*Description of the task:* Each entry in the listing below should be restated word for word.

** begin **

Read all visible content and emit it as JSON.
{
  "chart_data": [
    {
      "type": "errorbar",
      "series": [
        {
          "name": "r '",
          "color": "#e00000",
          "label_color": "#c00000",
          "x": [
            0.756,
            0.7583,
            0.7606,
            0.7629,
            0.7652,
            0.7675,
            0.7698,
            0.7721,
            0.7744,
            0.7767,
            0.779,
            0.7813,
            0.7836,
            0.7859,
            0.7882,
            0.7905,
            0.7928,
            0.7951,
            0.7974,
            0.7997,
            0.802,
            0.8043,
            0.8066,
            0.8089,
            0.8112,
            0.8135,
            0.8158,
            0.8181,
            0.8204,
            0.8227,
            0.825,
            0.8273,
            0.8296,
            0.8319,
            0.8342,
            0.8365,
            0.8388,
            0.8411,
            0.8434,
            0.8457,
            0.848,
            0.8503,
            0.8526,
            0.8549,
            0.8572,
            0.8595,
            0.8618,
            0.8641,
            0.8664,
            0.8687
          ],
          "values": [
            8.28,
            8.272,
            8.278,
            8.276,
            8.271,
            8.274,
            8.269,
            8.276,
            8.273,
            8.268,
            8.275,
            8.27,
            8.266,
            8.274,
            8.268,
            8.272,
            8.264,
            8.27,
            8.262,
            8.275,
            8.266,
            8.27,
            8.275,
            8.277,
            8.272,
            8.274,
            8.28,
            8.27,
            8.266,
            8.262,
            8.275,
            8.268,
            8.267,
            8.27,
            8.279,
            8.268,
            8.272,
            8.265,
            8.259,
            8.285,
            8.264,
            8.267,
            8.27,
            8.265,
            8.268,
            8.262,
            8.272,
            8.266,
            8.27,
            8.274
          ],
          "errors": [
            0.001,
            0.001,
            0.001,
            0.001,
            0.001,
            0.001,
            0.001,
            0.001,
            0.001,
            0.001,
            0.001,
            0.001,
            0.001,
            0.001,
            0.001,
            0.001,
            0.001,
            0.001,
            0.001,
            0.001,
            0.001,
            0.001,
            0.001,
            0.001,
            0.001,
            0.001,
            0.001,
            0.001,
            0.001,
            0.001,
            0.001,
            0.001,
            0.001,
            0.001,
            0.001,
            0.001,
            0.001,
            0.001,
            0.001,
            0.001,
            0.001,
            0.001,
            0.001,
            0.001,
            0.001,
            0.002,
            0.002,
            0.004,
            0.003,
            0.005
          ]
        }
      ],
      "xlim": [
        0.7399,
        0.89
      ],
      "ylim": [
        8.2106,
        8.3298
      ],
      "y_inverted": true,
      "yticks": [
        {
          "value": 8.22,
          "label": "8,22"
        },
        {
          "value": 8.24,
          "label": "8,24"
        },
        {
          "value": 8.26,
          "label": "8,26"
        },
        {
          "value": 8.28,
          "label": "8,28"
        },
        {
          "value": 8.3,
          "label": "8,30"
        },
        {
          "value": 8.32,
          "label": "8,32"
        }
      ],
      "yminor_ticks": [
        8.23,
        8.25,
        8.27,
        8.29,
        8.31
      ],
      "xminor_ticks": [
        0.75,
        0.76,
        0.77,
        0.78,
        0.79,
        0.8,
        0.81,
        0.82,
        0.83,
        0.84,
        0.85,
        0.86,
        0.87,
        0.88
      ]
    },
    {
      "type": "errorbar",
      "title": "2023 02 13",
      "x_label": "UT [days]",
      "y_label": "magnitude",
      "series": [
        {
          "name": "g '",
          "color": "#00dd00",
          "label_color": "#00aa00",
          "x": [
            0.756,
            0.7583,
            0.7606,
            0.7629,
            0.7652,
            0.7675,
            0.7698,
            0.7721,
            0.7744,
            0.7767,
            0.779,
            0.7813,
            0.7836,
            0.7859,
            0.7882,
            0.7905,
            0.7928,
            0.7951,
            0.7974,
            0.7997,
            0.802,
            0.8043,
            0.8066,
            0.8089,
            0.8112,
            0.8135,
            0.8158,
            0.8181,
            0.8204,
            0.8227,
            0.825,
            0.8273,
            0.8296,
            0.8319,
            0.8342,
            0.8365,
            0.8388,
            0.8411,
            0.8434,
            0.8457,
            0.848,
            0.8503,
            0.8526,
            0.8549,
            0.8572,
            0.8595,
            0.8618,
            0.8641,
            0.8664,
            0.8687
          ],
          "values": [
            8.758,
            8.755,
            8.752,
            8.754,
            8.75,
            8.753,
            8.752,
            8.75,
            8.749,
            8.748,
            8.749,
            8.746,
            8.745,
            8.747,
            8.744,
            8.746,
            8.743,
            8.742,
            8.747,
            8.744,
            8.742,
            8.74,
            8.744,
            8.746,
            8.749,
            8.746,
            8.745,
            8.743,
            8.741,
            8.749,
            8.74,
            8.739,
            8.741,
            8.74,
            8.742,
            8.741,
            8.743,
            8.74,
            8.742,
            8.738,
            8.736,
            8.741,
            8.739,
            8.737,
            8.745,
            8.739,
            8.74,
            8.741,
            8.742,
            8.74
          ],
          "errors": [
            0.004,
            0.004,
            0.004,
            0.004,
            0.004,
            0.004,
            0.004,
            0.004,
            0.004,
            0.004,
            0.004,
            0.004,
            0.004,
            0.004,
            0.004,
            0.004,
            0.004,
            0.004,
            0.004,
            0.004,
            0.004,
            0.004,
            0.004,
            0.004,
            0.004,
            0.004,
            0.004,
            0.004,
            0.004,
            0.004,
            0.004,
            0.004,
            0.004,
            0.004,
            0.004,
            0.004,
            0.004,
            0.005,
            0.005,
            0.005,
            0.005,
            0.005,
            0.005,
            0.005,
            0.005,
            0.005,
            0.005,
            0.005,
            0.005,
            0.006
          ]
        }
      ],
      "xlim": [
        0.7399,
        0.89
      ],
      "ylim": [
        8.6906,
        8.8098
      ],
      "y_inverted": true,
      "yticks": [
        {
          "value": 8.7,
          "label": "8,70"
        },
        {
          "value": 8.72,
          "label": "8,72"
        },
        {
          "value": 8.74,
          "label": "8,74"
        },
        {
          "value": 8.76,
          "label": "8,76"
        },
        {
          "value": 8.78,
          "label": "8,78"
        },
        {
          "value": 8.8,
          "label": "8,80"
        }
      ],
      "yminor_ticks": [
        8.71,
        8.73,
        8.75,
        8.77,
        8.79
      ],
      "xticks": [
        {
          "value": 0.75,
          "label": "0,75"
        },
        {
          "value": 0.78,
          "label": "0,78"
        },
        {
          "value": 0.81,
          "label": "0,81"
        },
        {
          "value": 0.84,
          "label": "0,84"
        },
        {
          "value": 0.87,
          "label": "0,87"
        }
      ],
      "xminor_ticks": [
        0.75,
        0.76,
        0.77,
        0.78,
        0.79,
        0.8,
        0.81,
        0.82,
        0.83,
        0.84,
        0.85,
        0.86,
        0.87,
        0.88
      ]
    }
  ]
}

** end **

*Result of this exercise:*
Read all visible content and emit it as JSON.
{
  "chart_data": [
    {
      "type": "errorbar",
      "series": [
        {
          "name": "r '",
          "color": "#e00000",
          "label_color": "#c00000",
          "x": [
            0.756,
            0.7583,
            0.7606,
            0.7629,
            0.7652,
            0.7675,
            0.7698,
            0.7721,
            0.7744,
            0.7767,
            0.779,
            0.7813,
            0.7836,
            0.7859,
            0.7882,
            0.7905,
            0.7928,
            0.7951,
            0.7974,
            0.7997,
            0.802,
            0.8043,
            0.8066,
            0.8089,
            0.8112,
            0.8135,
            0.8158,
            0.8181,
            0.8204,
            0.8227,
            0.825,
            0.8273,
            0.8296,
            0.8319,
            0.8342,
            0.8365,
            0.8388,
            0.8411,
            0.8434,
            0.8457,
            0.848,
            0.8503,
            0.8526,
            0.8549,
            0.8572,
            0.8595,
            0.8618,
            0.8641,
            0.8664,
            0.8687
          ],
          "values": [
            8.28,
            8.272,
            8.278,
            8.276,
            8.271,
            8.274,
            8.269,
            8.276,
            8.273,
            8.268,
            8.275,
            8.27,
            8.266,
            8.274,
            8.268,
            8.272,
            8.264,
            8.27,
            8.262,
            8.275,
            8.266,
            8.27,
            8.275,
            8.277,
            8.272,
            8.274,
            8.28,
            8.27,
            8.266,
            8.262,
            8.275,
            8.268,
            8.267,
            8.27,
            8.279,
            8.268,
            8.272,
            8.265,
            8.259,
            8.285,
            8.264,
            8.267,
            8.27,
            8.265,
            8.268,
            8.262,
            8.272,
            8.266,
            8.27,
            8.274
          ],
          "errors": [
            0.001,
            0.001,
            0.001,
            0.001,
            0.001,
            0.001,
            0.001,
            0.001,
            0.001,
            0.001,
            0.001,
            0.001,
            0.001,
            0.001,
            0.001,
            0.001,
            0.001,
            0.001,
            0.001,
            0.001,
            0.001,
            0.001,
            0.001,
            0.001,
            0.001,
            0.001,
            0.001,
            0.001,
            0.001,
            0.001,
            0.001,
            0.001,
            0.001,
            0.001,
            0.001,
            0.001,
            0.001,
            0.001,
            0.001,
            0.001,
            0.001,
            0.001,
            0.001,
            0.001,
            0.001,
            0.002,
            0.002,
            0.004,
            0.003,
            0.005
          ]
        }
      ],
      "xlim": [
        0.7399,
        0.89
      ],
      "ylim": [
        8.2106,
        8.3298
      ],
      "y_inverted": true,
      "yticks": [
        {
          "value": 8.22,
          "label": "8,22"
        },
        {
          "value": 8.24,
          "label": "8,24"
        },
        {
          "value": 8.26,
          "label": "8,26"
        },
        {
          "value": 8.28,
          "label": "8,28"
        },
        {
          "value": 8.3,
          "label": "8,30"
        },
        {
          "value": 8.32,
          "label": "8,32"
        }
      ],
      "yminor_ticks": [
        8.23,
        8.25,
        8.27,
        8.29,
        8.31
      ],
      "xminor_ticks": [
        0.75,
        0.76,
        0.77,
        0.78,
        0.79,
        0.8,
        0.81,
        0.82,
        0.83,
        0.84,
        0.85,
        0.86,
        0.87,
        0.88
      ]
    },
    {
      "type": "errorbar",
      "title": "2023 02 13",
      "x_label": "UT [days]",
      "y_label": "magnitude",
      "series": [
        {
          "name": "g '",
          "color": "#00dd00",
          "label_color": "#00aa00",
          "x": [
            0.756,
            0.7583,
            0.7606,
            0.7629,
            0.7652,
            0.7675,
            0.7698,
            0.7721,
            0.7744,
            0.7767,
            0.779,
            0.7813,
            0.7836,
            0.7859,
            0.7882,
            0.7905,
            0.7928,
            0.7951,
            0.7974,
            0.7997,
            0.802,
            0.8043,
            0.8066,
            0.8089,
            0.8112,
            0.8135,
            0.8158,
            0.8181,
            0.8204,
            0.8227,
            0.825,
            0.8273,
            0.8296,
            0.8319,
            0.8342,
            0.8365,
            0.8388,
            0.8411,
            0.8434,
            0.8457,
            0.848,
            0.8503,
            0.8526,
            0.8549,
            0.8572,
            0.8595,
            0.8618,
            0.8641,
            0.8664,
            0.8687
          ],
          "values": [
            8.758,
            8.755,
            8.752,
            8.754,
            8.75,
            8.753,
            8.752,
            8.75,
            8.749,
            8.748,
            8.749,
            8.746,
            8.745,
            8.747,
            8.744,
            8.746,
            8.743,
            8.742,
            8.747,
            8.744,
            8.742,
            8.74,
            8.744,
            8.746,
            8.749,
            8.746,
            8.745,
            8.743,
            8.741,
            8.749,
            8.74,
            8.739,
            8.741,
            8.74,
            8.742,
            8.741,
            8.743,
            8.74,
            8.742,
            8.738,
            8.736,
            8.741,
            8.739,
            8.737,
            8.745,
            8.739,
            8.74,
            8.741,
            8.742,
            8.74
          ],
          "errors": [
            0.004,
            0.004,
            0.004,
            0.004,
            0.004,
            0.004,
            0.004,
            0.004,
            0.004,
            0.004,
            0.004,
            0.004,
            0.004,
            0.004,
            0.004,
            0.004,
            0.004,
            0.004,
            0.004,
            0.004,
            0.004,
            0.004,
            0.004,
            0.004,
            0.004,
            0.004,
            0.004,
            0.004,
            0.004,
            0.004,
            0.004,
            0.004,
            0.004,
            0.004,
            0.004,
            0.004,
            0.004,
            0.005,
            0.005,
            0.005,
            0.005,
            0.005,
            0.005,
            0.005,
            0.005,
            0.005,
            0.005,
            0.005,
            0.005,
            0.006
          ]
        }
      ],
      "xlim": [
        0.7399,
        0.89
      ],
      "ylim": [
        8.6906,
        8.8098
      ],
      "y_inverted": true,
      "yticks": [
        {
          "value": 8.7,
          "label": "8,70"
        },
        {
          "value": 8.72,
          "label": "8,72"
        },
        {
          "value": 8.74,
          "label": "8,74"
        },
        {
          "value": 8.76,
          "label": "8,76"
        },
        {
          "value": 8.78,
          "label": "8,78"
        },
        {
          "value": 8.8,
          "label": "8,80"
        }
      ],
      "yminor_ticks": [
        8.71,
        8.73,
        8.75,
        8.77,
        8.79
      ],
      "xticks": [
        {
          "value": 0.75,
          "label": "0,75"
        },
        {
          "value": 0.78,
          "label": "0,78"
        },
        {
          "value": 0.81,
          "label": "0,81"
        },
        {
          "value": 0.84,
          "label": "0,84"
        },
        {
          "value": 0.87,
          "label": "0,87"
        }
      ],
      "xminor_ticks": [
        0.75,
        0.76,
        0.77,
        0.78,
        0.79,
        0.8,
        0.81,
        0.82,
        0.83,
        0.84,
        0.85,
        0.86,
        0.87,
        0.88
      ]
    }
  ]
}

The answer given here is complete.